Gather up the lines with the word "pulverisation" in them.

## start Data to process

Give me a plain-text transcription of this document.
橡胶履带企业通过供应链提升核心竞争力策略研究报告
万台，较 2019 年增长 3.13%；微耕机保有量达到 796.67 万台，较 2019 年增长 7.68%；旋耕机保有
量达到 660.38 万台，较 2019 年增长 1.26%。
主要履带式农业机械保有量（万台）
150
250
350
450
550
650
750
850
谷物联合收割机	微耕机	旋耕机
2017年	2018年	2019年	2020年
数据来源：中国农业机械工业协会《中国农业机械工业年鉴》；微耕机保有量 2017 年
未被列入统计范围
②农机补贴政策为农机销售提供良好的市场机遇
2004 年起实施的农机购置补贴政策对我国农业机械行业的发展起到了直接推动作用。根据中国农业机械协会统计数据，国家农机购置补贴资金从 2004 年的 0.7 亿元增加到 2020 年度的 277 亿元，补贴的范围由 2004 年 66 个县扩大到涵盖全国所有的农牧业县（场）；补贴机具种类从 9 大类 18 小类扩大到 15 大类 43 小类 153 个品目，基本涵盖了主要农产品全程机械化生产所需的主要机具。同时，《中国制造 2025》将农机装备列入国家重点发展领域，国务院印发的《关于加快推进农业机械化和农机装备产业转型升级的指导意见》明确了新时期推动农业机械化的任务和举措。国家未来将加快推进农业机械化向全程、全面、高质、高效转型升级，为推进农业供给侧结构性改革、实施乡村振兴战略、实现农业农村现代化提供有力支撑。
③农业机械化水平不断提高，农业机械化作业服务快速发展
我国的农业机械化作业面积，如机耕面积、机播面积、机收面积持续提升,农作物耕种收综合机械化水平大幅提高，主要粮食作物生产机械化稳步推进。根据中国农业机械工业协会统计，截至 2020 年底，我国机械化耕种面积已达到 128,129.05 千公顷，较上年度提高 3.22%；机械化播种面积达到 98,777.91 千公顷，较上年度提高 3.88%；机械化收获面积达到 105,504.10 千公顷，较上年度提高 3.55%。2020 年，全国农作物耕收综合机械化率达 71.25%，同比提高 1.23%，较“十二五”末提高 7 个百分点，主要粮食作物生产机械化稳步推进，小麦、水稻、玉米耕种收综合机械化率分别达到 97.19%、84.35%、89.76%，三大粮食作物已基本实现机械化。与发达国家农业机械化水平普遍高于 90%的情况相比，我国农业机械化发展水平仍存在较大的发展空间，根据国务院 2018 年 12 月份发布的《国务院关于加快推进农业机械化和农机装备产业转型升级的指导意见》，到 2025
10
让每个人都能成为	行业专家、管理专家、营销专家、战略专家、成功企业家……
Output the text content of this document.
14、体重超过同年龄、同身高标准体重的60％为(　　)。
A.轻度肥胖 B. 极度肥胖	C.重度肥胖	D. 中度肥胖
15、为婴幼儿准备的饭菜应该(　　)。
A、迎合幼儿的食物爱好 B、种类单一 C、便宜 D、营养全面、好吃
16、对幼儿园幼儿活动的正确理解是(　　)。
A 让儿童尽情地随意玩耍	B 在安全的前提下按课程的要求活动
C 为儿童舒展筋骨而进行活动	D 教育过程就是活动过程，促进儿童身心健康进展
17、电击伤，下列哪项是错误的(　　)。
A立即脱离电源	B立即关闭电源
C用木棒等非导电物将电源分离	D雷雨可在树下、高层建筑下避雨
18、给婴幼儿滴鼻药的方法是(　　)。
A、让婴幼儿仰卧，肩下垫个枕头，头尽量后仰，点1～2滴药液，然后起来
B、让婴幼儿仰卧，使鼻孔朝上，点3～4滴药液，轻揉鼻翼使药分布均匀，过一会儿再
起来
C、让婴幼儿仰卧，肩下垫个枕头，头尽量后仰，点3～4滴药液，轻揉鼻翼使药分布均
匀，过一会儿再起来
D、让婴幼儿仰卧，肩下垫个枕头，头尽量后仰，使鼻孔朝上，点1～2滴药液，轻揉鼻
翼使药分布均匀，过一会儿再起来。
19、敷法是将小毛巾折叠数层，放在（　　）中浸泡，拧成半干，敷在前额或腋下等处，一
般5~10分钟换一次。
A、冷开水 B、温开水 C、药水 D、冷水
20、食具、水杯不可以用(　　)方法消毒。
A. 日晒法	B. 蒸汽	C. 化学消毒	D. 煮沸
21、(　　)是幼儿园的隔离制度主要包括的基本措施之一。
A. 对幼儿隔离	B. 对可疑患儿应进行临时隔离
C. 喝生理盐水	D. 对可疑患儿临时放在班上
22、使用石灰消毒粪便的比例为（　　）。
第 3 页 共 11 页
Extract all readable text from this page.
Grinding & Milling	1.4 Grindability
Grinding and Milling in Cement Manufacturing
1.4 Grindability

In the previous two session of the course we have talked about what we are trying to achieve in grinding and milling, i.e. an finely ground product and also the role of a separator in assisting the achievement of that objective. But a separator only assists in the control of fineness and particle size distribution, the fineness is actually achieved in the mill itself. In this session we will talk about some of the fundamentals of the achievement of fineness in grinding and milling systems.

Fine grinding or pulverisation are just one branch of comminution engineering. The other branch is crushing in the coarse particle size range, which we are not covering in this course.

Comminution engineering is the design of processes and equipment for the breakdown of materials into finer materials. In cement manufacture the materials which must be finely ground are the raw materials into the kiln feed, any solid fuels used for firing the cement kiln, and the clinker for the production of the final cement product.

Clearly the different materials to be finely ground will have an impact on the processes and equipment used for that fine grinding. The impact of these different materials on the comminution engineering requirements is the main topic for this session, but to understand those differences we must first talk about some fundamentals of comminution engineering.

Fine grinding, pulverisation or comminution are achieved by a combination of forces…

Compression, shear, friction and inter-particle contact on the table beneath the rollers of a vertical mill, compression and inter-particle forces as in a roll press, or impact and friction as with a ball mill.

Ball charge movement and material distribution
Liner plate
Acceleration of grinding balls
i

## end Data to process

*Problem solution*
Fine grinding or pulverisation are just one branch of comminution engineering. The other branch is crushing in the coarse particle size range, which we are not covering in this course.
Fine grinding, pulverisation or comminution are achieved by a combination of forces…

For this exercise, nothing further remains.